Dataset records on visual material
* * *

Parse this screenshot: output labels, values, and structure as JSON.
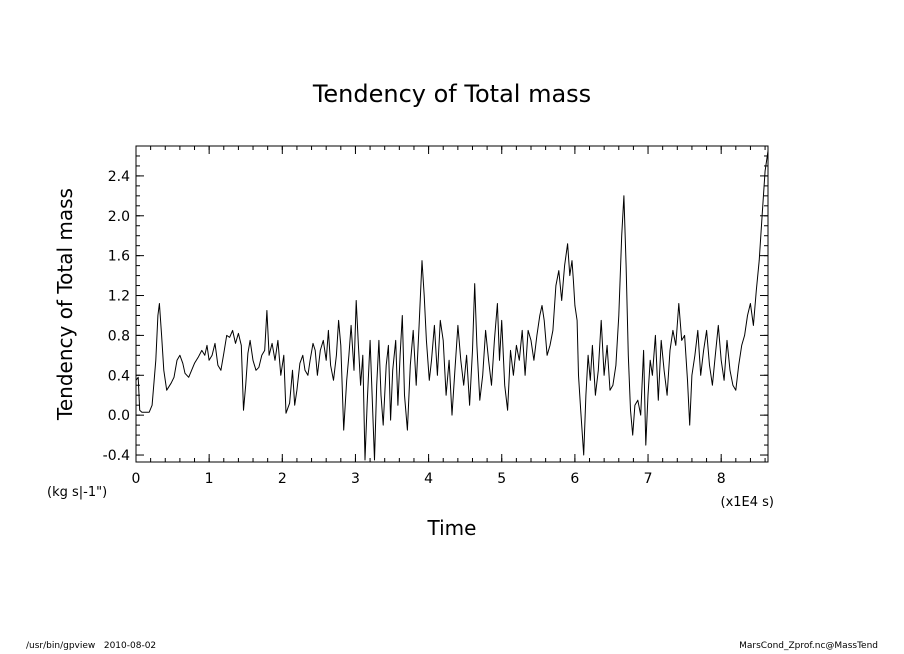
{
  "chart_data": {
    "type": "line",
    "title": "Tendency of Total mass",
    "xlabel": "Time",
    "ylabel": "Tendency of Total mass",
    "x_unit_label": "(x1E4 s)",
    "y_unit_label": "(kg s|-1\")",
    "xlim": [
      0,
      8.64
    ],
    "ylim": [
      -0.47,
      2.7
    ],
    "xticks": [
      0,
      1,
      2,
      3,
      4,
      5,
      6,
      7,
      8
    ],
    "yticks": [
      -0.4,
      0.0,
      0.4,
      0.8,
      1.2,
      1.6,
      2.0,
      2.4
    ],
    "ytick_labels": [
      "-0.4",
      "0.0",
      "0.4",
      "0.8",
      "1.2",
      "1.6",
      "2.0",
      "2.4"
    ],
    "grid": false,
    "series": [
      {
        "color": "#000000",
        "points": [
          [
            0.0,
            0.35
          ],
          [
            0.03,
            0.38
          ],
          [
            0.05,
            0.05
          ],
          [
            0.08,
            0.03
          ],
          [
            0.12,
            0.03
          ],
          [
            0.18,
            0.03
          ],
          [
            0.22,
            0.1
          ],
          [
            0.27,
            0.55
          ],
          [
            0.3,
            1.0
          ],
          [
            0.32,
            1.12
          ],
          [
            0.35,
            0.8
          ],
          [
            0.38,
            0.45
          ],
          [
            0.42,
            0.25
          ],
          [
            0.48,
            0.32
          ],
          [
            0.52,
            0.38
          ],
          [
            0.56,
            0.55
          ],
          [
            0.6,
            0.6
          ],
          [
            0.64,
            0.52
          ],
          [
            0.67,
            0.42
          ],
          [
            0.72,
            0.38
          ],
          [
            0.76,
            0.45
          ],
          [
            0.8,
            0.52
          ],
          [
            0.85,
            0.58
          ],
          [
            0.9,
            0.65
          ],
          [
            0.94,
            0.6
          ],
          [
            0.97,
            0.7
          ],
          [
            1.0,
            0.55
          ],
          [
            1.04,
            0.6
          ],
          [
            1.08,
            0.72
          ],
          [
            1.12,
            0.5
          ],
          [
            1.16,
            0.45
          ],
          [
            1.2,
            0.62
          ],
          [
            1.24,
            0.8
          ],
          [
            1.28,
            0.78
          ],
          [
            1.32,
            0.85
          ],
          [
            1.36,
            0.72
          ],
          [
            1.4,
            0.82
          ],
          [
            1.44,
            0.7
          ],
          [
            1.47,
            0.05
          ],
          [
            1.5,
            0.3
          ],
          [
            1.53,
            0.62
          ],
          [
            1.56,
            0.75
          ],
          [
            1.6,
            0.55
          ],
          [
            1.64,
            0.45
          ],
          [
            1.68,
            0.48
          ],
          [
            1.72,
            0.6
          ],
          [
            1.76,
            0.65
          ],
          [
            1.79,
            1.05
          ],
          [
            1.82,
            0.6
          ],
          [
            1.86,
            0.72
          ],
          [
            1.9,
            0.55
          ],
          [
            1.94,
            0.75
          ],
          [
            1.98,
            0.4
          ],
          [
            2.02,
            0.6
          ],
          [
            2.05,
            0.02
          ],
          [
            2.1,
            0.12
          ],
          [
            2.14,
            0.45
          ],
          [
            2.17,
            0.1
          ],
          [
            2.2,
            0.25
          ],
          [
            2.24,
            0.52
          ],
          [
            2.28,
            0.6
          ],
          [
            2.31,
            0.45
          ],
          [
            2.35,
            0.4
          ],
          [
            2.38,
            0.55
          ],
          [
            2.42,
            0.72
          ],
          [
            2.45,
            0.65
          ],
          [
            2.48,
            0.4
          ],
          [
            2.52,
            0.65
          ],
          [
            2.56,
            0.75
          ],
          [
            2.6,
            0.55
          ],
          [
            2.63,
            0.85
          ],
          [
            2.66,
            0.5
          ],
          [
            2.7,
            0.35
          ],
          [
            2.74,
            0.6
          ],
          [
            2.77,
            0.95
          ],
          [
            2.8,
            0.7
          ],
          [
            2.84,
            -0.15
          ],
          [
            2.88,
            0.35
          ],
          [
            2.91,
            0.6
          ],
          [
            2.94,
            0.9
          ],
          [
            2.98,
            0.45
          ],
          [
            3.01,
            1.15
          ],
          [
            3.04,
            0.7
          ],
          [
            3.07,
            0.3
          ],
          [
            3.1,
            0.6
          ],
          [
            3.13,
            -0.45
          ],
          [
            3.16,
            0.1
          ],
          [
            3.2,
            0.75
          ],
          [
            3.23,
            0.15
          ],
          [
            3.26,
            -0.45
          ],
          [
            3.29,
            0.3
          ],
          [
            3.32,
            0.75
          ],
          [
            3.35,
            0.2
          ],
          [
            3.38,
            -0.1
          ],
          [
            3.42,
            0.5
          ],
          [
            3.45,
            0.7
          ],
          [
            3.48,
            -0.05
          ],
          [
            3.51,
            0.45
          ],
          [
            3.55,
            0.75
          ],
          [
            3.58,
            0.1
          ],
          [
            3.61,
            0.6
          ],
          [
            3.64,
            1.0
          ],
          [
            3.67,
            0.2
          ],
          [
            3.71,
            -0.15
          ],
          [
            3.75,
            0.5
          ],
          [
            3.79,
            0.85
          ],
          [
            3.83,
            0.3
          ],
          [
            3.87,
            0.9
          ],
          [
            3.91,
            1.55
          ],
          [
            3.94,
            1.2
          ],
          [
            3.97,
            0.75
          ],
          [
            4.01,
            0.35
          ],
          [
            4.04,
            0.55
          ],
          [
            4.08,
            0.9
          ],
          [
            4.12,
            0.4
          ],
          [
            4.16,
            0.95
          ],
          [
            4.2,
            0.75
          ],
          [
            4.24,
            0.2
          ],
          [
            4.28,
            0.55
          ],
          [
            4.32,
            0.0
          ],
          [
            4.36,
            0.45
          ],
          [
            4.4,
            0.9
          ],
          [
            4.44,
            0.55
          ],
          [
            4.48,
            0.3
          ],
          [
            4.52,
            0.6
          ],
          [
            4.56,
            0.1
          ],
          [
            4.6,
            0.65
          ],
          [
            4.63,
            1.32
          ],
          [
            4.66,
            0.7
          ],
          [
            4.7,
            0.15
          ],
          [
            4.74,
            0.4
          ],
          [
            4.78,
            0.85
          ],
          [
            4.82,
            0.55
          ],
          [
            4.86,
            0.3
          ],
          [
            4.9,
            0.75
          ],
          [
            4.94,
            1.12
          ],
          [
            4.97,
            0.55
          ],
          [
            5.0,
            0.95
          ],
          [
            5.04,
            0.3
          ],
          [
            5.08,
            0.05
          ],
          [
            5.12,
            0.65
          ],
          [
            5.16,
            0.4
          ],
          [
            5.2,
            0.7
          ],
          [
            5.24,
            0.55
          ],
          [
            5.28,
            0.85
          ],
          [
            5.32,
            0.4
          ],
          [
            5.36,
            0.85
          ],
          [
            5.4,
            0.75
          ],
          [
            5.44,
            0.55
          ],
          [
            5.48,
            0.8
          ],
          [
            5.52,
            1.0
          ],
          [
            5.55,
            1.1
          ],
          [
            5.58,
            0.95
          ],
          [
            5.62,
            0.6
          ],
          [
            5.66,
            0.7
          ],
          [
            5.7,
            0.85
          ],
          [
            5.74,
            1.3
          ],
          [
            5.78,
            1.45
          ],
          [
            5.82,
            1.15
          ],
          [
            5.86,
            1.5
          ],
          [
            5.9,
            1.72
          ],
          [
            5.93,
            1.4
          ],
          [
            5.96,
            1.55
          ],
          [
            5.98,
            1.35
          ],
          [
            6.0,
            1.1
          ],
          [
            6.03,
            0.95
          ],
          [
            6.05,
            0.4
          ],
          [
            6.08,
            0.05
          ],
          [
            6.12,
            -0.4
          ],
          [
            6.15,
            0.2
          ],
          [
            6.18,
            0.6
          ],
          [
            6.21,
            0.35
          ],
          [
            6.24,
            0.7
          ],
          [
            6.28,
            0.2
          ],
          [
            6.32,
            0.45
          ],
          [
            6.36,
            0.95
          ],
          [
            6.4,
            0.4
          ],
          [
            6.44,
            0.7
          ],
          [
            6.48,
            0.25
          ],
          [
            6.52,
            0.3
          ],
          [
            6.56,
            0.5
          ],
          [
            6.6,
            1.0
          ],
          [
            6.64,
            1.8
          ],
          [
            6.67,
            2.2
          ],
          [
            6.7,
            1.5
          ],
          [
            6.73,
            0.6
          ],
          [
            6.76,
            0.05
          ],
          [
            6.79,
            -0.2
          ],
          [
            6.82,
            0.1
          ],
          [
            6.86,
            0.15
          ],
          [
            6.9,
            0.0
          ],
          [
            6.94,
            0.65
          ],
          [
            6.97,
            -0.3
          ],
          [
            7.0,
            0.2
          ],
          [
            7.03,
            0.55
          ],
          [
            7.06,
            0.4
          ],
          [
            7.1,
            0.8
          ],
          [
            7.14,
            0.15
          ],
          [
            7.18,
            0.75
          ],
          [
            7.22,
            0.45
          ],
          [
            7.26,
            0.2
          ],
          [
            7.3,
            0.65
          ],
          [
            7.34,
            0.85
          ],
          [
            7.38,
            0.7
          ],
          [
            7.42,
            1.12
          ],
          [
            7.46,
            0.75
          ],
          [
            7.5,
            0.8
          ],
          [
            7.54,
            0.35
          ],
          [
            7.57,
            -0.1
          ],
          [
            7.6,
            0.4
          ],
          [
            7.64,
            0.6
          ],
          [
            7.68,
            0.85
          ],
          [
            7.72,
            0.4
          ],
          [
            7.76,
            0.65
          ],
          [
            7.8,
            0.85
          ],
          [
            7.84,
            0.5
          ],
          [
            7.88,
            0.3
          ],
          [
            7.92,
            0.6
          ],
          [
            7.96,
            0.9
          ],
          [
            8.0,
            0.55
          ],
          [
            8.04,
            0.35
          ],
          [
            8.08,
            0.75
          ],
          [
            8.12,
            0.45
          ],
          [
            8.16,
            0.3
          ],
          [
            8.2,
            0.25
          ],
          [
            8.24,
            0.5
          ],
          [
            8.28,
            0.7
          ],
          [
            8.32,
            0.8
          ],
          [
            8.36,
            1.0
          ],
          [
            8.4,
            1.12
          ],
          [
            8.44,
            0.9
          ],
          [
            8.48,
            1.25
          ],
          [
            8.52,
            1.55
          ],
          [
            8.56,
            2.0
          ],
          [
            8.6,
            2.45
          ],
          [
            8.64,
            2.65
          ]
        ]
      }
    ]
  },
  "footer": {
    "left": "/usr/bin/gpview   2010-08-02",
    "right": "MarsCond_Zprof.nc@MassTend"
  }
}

* * *

— AIM —
Count the lines that hold the string "Total", and reply with that number alone.

— TASK ANSWER —
2